### WHAT IS NEEDED
Please state how many lines of the records hold the string "combinatie", giving nothing but the number.

RECORDS FOR THIS TASK: Begin

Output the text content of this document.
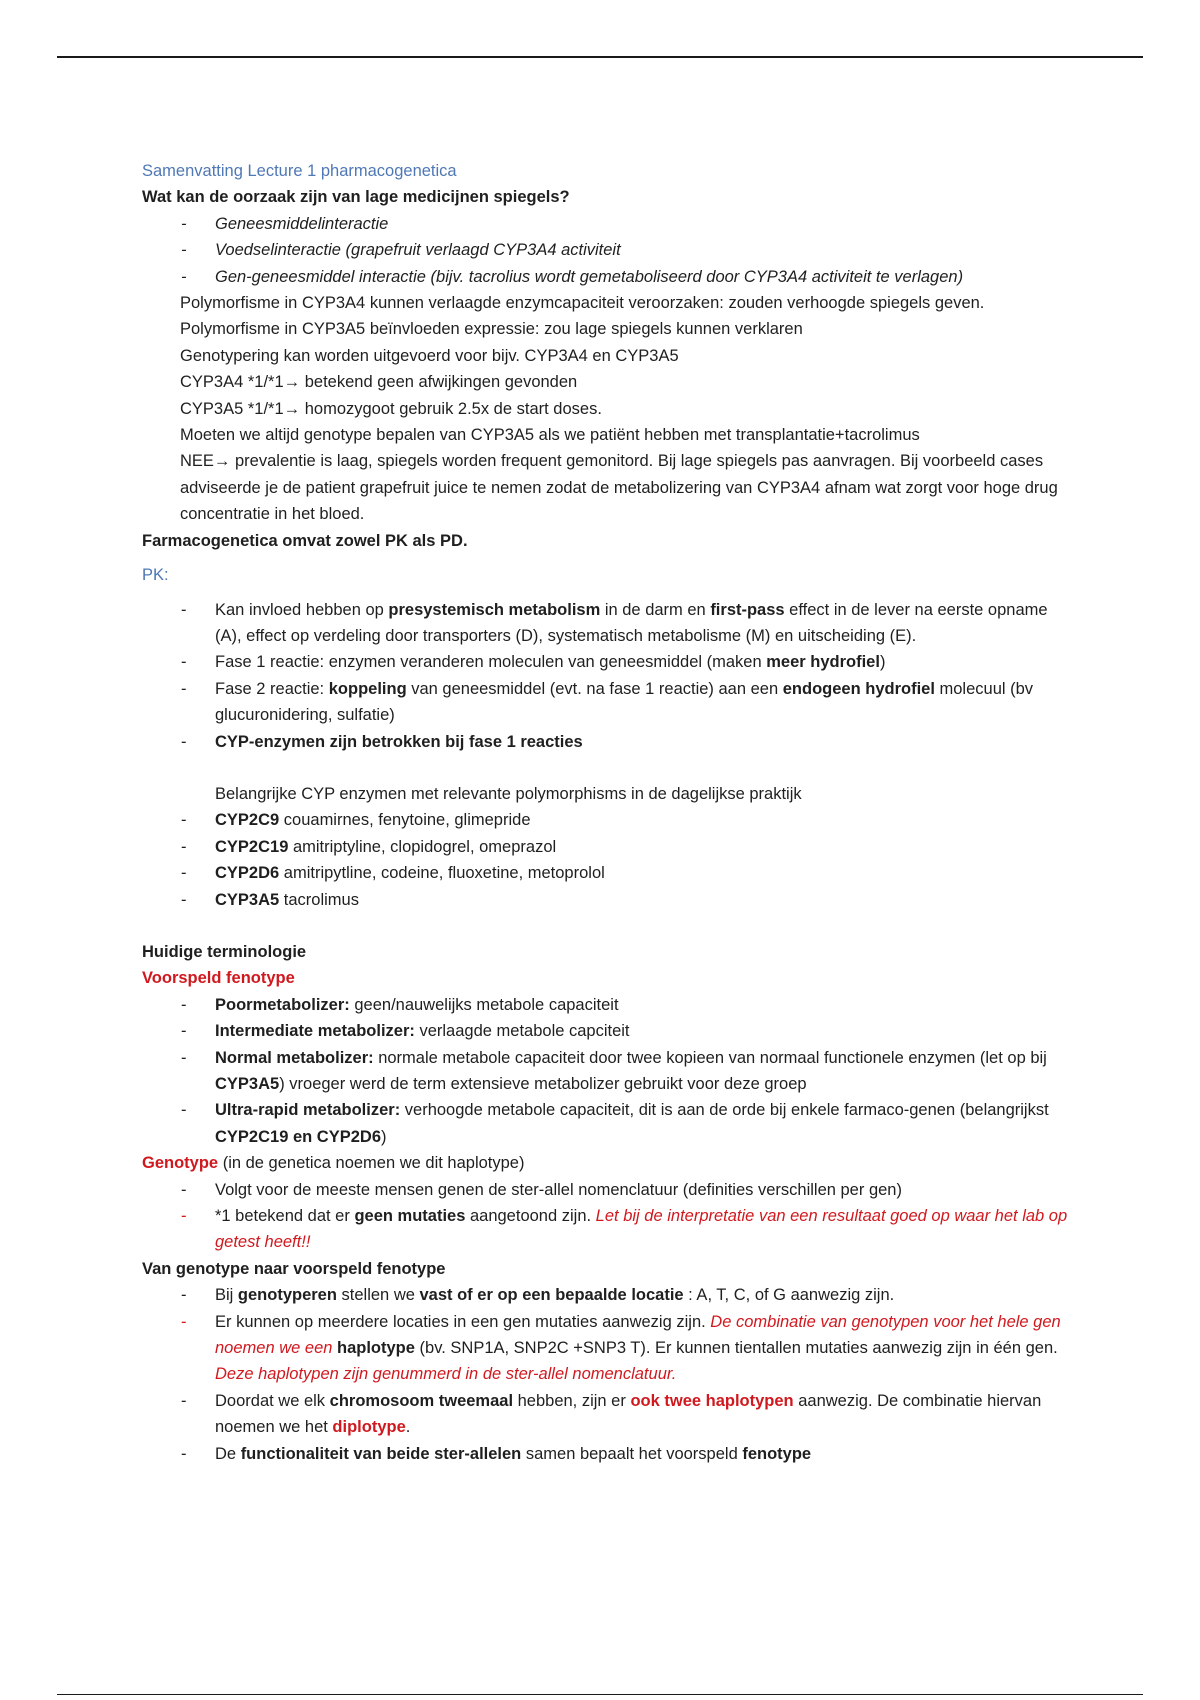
Samenvatting Lecture 1 pharmacogenetica
Wat kan de oorzaak zijn van lage medicijnen spiegels?
- Geneesmiddelinteractie
- Voedselinteractie (grapefruit verlaagd CYP3A4 activiteit
- Gen-geneesmiddel interactie (bijv. tacrolius wordt gemetaboliseerd door CYP3A4 activiteit te verlagen)
Polymorfisme in CYP3A4 kunnen verlaagde enzymcapaciteit veroorzaken: zouden verhoogde spiegels geven.
Polymorfisme in CYP3A5 beïnvloeden expressie: zou lage spiegels kunnen verklaren
Genotypering kan worden uitgevoerd voor bijv. CYP3A4 en CYP3A5
CYP3A4 *1/*1→ betekend geen afwijkingen gevonden
CYP3A5 *1/*1→ homozygoot gebruik 2.5x de start doses.
Moeten we altijd genotype bepalen van CYP3A5 als we patiënt hebben met transplantatie+tacrolimus
NEE→ prevalentie is laag, spiegels worden frequent gemonitord. Bij lage spiegels pas aanvragen. Bij voorbeeld cases adviseerde je de patient grapefruit juice te nemen zodat de metabolizering van CYP3A4 afnam wat zorgt voor hoge drug concentratie in het bloed.
Farmacogenetica omvat zowel PK als PD.
PK:
- Kan invloed hebben op presystemisch metabolism in de darm en first-pass effect in de lever na eerste opname (A), effect op verdeling door transporters (D), systematisch metabolisme (M) en uitscheiding (E).
- Fase 1 reactie: enzymen veranderen moleculen van geneesmiddel (maken meer hydrofiel)
- Fase 2 reactie: koppeling van geneesmiddel (evt. na fase 1 reactie) aan een endogeen hydrofiel molecuul (bv glucuronidering, sulfatie)
- CYP-enzymen zijn betrokken bij fase 1 reacties
Belangrijke CYP enzymen met relevante polymorphisms in de dagelijkse praktijk
- CYP2C9 couamirnes, fenytoine, glimepride
- CYP2C19 amitriptyline, clopidogrel, omeprazol
- CYP2D6 amitripytline, codeine, fluoxetine, metoprolol
- CYP3A5 tacrolimus
Huidige terminologie
Voorspeld fenotype
- Poormetabolizer: geen/nauwelijks metabole capaciteit
- Intermediate metabolizer: verlaagde metabole capciteit
- Normal metabolizer: normale metabole capaciteit door twee kopieen van normaal functionele enzymen (let op bij CYP3A5) vroeger werd de term extensieve metabolizer gebruikt voor deze groep
- Ultra-rapid metabolizer: verhoogde metabole capaciteit, dit is aan de orde bij enkele farmaco-genen (belangrijkst CYP2C19 en CYP2D6)
Genotype (in de genetica noemen we dit haplotype)
- Volgt voor de meeste mensen genen de ster-allel nomenclatuur (definities verschillen per gen)
- *1 betekend dat er geen mutaties aangetoond zijn. Let bij de interpretatie van een resultaat goed op waar het lab op getest heeft!!
Van genotype naar voorspeld fenotype
- Bij genotyperen stellen we vast of er op een bepaalde locatie : A, T, C, of G aanwezig zijn.
- Er kunnen op meerdere locaties in een gen mutaties aanwezig zijn. De combinatie van genotypen voor het hele gen noemen we een haplotype (bv. SNP1A, SNP2C +SNP3 T). Er kunnen tientallen mutaties aanwezig zijn in één gen. Deze haplotypen zijn genummerd in de ster-allel nomenclatuur.
- Doordat we elk chromosoom tweemaal hebben, zijn er ook twee haplotypen aanwezig. De combinatie hiervan noemen we het diplotype.
- De functionaliteit van beide ster-allelen samen bepaalt het voorspeld fenotype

RECORDS FOR THIS TASK: End

### EXERCISE RESULT
2